* **What to do**
Copy each line exactly. Leave nothing out.

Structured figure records
________

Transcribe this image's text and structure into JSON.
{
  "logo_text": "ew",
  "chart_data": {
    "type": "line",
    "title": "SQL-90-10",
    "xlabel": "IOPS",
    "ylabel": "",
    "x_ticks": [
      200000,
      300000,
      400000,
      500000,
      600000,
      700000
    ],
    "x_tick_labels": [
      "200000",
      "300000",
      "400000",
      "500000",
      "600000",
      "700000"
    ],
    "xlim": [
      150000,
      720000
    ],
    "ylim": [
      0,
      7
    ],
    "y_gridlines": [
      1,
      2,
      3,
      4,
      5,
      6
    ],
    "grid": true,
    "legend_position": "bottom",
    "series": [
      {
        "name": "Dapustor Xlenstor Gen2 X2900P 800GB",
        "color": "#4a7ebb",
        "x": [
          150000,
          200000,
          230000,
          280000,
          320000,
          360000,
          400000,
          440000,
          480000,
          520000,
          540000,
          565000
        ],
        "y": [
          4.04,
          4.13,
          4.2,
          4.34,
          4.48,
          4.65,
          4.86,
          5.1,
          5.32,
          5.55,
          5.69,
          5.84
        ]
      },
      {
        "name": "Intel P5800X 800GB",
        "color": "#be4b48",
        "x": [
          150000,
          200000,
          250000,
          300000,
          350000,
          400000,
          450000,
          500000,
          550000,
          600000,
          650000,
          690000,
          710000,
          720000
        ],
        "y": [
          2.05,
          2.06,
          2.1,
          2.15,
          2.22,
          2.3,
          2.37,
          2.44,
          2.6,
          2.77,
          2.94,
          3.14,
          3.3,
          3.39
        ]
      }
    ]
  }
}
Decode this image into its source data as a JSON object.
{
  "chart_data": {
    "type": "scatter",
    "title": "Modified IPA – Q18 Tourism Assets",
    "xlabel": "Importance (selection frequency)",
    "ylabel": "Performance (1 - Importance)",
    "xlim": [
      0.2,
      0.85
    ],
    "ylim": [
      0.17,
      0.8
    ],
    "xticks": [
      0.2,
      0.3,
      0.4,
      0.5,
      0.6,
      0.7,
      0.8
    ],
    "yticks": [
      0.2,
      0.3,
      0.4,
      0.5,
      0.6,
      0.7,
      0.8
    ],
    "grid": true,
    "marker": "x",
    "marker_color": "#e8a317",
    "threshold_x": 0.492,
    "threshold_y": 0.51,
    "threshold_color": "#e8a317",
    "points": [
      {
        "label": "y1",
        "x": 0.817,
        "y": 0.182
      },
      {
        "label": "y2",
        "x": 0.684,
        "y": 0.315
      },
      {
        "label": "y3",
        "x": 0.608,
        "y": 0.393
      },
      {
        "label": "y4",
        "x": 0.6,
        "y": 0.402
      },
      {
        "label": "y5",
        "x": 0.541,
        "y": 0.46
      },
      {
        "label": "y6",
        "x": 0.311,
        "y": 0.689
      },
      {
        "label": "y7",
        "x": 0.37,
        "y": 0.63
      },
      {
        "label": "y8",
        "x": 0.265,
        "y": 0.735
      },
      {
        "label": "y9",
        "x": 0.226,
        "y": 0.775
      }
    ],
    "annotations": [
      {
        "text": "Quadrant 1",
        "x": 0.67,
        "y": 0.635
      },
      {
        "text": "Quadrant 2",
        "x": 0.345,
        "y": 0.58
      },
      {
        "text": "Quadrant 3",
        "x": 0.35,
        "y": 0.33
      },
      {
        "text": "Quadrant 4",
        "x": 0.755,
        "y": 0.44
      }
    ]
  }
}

________

* **Solution below**
Transcribe this image's text and structure into JSON.
{
  "logo_text": "ew",
  "chart_data": {
    "type": "line",
    "title": "SQL-90-10",
    "xlabel": "IOPS",
    "ylabel": "",
    "x_ticks": [
      200000,
      300000,
      400000,
      500000,
      600000,
      700000
    ],
    "x_tick_labels": [
      "200000",
      "300000",
      "400000",
      "500000",
      "600000",
      "700000"
    ],
    "xlim": [
      150000,
      720000
    ],
    "ylim": [
      0,
      7
    ],
    "y_gridlines": [
      1,
      2,
      3,
      4,
      5,
      6
    ],
    "grid": true,
    "legend_position": "bottom",
    "series": [
      {
        "name": "Dapustor Xlenstor Gen2 X2900P 800GB",
        "color": "#4a7ebb",
        "x": [
          150000,
          200000,
          230000,
          280000,
          320000,
          360000,
          400000,
          440000,
          480000,
          520000,
          540000,
          565000
        ],
        "y": [
          4.04,
          4.13,
          4.2,
          4.34,
          4.48,
          4.65,
          4.86,
          5.1,
          5.32,
          5.55,
          5.69,
          5.84
        ]
      },
      {
        "name": "Intel P5800X 800GB",
        "color": "#be4b48",
        "x": [
          150000,
          200000,
          250000,
          300000,
          350000,
          400000,
          450000,
          500000,
          550000,
          600000,
          650000,
          690000,
          710000,
          720000
        ],
        "y": [
          2.05,
          2.06,
          2.1,
          2.15,
          2.22,
          2.3,
          2.37,
          2.44,
          2.6,
          2.77,
          2.94,
          3.14,
          3.3,
          3.39
        ]
      }
    ]
  }
}
Decode this image into its source data as a JSON object.
{
  "chart_data": {
    "type": "scatter",
    "title": "Modified IPA – Q18 Tourism Assets",
    "xlabel": "Importance (selection frequency)",
    "ylabel": "Performance (1 - Importance)",
    "xlim": [
      0.2,
      0.85
    ],
    "ylim": [
      0.17,
      0.8
    ],
    "xticks": [
      0.2,
      0.3,
      0.4,
      0.5,
      0.6,
      0.7,
      0.8
    ],
    "yticks": [
      0.2,
      0.3,
      0.4,
      0.5,
      0.6,
      0.7,
      0.8
    ],
    "grid": true,
    "marker": "x",
    "marker_color": "#e8a317",
    "threshold_x": 0.492,
    "threshold_y": 0.51,
    "threshold_color": "#e8a317",
    "points": [
      {
        "label": "y1",
        "x": 0.817,
        "y": 0.182
      },
      {
        "label": "y2",
        "x": 0.684,
        "y": 0.315
      },
      {
        "label": "y3",
        "x": 0.608,
        "y": 0.393
      },
      {
        "label": "y4",
        "x": 0.6,
        "y": 0.402
      },
      {
        "label": "y5",
        "x": 0.541,
        "y": 0.46
      },
      {
        "label": "y6",
        "x": 0.311,
        "y": 0.689
      },
      {
        "label": "y7",
        "x": 0.37,
        "y": 0.63
      },
      {
        "label": "y8",
        "x": 0.265,
        "y": 0.735
      },
      {
        "label": "y9",
        "x": 0.226,
        "y": 0.775
      }
    ],
    "annotations": [
      {
        "text": "Quadrant 1",
        "x": 0.67,
        "y": 0.635
      },
      {
        "text": "Quadrant 2",
        "x": 0.345,
        "y": 0.58
      },
      {
        "text": "Quadrant 3",
        "x": 0.35,
        "y": 0.33
      },
      {
        "text": "Quadrant 4",
        "x": 0.755,
        "y": 0.44
      }
    ]
  }
}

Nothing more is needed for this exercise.